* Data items
◆ ◆ ◆ ◆
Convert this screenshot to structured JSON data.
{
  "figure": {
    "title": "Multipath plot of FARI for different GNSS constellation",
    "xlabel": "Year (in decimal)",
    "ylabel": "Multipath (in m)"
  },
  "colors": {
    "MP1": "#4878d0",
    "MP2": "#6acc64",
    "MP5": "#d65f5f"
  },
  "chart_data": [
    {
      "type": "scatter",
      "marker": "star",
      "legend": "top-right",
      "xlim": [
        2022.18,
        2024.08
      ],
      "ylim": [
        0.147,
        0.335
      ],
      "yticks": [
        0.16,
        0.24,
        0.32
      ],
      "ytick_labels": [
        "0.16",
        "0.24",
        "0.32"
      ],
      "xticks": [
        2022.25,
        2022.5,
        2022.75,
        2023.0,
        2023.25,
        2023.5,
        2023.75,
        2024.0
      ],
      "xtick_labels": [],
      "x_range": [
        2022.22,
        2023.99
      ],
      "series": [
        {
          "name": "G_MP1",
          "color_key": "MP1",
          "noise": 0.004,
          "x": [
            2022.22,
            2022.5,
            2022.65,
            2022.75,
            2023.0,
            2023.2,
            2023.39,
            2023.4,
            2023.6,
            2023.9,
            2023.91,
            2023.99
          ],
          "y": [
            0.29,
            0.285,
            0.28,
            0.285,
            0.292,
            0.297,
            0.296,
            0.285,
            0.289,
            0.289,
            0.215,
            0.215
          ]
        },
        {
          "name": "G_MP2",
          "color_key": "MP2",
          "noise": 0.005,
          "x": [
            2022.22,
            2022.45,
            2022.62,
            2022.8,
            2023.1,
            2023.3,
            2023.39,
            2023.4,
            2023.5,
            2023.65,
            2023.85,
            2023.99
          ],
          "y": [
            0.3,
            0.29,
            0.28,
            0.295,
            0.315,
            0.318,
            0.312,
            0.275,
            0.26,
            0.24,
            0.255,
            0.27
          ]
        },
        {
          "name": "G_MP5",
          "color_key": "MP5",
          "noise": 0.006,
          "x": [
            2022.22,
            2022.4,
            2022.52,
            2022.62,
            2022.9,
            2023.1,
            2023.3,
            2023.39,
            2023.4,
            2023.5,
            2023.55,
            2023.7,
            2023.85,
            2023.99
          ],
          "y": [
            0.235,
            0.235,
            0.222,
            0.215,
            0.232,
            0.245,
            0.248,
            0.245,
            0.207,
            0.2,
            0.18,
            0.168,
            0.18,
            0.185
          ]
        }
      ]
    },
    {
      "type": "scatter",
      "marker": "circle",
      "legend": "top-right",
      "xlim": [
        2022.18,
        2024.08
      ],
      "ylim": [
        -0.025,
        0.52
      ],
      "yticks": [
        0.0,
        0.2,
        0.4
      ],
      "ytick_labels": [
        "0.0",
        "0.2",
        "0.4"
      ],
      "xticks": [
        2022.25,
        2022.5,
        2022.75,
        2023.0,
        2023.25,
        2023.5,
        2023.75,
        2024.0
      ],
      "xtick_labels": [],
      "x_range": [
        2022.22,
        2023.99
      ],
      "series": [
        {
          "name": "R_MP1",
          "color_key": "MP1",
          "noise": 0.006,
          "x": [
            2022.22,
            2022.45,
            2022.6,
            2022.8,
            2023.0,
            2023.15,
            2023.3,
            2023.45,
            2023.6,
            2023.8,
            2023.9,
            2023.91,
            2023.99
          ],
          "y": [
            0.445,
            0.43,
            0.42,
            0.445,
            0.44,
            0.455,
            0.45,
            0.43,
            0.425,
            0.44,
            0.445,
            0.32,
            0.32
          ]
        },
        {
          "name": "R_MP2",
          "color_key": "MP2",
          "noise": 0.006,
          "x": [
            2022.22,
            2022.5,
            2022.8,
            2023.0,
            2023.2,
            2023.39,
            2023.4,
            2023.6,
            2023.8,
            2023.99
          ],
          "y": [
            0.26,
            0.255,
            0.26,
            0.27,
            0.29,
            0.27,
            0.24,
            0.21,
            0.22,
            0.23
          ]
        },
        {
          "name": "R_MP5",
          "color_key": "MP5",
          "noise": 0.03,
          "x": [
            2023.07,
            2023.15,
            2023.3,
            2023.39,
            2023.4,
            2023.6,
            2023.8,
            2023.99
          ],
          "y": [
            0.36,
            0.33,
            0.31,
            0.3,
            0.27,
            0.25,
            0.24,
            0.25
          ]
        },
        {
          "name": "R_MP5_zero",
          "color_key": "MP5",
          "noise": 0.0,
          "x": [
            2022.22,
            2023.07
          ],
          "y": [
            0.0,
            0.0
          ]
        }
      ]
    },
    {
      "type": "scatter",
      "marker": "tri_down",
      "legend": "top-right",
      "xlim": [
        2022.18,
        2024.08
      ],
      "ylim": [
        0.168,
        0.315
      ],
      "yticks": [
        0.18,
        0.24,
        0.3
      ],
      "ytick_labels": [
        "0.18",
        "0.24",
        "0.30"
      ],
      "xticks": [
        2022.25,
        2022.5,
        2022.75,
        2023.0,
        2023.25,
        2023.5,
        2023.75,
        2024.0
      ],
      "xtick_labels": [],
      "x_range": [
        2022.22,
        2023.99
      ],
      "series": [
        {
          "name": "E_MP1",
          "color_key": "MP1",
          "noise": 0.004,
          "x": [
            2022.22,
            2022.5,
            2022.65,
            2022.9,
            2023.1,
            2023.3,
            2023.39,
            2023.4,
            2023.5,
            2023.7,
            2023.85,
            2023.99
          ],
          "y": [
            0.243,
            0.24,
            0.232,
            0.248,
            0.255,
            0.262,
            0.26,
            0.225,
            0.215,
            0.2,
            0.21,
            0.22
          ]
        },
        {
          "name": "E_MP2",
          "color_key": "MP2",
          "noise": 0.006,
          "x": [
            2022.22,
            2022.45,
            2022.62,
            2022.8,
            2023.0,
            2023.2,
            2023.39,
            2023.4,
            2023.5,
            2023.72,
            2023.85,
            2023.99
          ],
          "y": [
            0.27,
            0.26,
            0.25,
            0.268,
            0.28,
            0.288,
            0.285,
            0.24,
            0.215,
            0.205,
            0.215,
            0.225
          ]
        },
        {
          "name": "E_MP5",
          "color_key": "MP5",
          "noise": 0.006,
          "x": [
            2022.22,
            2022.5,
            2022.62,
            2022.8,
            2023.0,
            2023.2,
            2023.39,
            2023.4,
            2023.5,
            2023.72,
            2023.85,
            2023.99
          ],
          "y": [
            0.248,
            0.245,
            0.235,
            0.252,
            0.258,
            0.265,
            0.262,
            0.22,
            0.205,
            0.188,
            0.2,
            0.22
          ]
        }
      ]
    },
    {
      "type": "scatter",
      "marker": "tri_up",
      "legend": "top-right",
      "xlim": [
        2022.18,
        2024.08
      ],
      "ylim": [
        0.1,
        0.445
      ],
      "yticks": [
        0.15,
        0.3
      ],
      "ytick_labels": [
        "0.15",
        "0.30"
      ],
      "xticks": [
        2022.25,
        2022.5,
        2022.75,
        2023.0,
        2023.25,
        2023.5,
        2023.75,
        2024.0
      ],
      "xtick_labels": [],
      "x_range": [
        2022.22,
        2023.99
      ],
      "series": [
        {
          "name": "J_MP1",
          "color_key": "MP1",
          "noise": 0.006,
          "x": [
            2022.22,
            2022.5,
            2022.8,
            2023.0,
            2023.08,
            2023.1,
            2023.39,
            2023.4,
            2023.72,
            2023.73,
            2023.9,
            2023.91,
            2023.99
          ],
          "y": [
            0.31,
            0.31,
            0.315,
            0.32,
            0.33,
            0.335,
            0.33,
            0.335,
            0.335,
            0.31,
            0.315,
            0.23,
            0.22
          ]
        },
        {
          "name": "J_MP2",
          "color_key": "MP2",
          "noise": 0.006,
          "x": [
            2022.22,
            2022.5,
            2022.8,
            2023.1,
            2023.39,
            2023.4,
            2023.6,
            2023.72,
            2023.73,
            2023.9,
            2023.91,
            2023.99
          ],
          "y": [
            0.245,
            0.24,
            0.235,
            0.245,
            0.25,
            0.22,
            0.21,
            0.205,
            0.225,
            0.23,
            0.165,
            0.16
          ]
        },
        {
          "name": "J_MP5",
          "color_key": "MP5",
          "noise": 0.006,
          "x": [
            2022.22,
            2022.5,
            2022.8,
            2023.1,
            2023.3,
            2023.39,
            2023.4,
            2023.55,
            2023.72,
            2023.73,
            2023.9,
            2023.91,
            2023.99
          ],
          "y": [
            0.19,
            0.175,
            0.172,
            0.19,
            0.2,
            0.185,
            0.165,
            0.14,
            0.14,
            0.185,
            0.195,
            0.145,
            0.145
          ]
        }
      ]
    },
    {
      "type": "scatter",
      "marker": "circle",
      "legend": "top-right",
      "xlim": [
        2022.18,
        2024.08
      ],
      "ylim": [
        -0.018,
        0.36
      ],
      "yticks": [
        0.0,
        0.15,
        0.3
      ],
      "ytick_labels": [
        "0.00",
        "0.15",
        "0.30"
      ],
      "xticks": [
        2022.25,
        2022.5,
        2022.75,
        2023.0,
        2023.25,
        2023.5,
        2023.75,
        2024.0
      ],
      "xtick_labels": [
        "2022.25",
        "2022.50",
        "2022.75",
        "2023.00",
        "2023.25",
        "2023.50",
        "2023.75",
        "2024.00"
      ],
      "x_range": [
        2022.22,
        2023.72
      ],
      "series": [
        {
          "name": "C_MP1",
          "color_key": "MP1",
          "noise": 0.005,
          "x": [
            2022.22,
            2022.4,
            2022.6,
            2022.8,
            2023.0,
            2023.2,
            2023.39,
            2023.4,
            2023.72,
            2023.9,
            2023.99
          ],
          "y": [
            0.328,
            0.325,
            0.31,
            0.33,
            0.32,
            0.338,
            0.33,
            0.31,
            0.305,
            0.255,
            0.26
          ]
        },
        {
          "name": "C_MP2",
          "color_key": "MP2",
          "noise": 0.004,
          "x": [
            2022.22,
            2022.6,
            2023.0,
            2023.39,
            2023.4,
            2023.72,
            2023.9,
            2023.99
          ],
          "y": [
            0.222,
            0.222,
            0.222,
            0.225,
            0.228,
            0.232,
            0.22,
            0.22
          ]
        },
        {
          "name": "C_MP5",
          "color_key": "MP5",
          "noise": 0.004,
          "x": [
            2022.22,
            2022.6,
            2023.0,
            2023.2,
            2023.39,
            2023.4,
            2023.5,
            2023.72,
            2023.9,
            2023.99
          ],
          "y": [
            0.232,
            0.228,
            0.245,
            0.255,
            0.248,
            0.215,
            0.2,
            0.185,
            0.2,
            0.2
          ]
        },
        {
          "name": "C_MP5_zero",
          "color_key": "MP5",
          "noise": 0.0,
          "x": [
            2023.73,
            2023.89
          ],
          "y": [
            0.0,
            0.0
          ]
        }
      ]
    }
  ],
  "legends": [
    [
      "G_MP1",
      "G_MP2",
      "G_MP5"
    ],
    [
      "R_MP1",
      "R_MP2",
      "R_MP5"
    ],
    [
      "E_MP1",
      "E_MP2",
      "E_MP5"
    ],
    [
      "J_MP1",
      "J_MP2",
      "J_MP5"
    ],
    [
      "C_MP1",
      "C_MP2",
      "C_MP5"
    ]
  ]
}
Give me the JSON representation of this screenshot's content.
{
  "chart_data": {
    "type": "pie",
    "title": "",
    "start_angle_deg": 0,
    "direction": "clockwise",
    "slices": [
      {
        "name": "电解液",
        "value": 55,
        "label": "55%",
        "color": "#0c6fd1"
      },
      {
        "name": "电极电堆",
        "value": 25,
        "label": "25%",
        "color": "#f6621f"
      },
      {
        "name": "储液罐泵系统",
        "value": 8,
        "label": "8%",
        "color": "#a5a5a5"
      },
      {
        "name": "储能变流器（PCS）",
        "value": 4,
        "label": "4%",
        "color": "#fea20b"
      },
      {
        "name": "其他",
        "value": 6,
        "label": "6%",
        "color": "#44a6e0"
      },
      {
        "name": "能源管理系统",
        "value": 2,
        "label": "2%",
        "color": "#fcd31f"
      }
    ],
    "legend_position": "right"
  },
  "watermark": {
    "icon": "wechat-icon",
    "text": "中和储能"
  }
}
◆ ◆ ◆ ◆
Scan the records above, count the lines with "title" in them, and give only the number.

2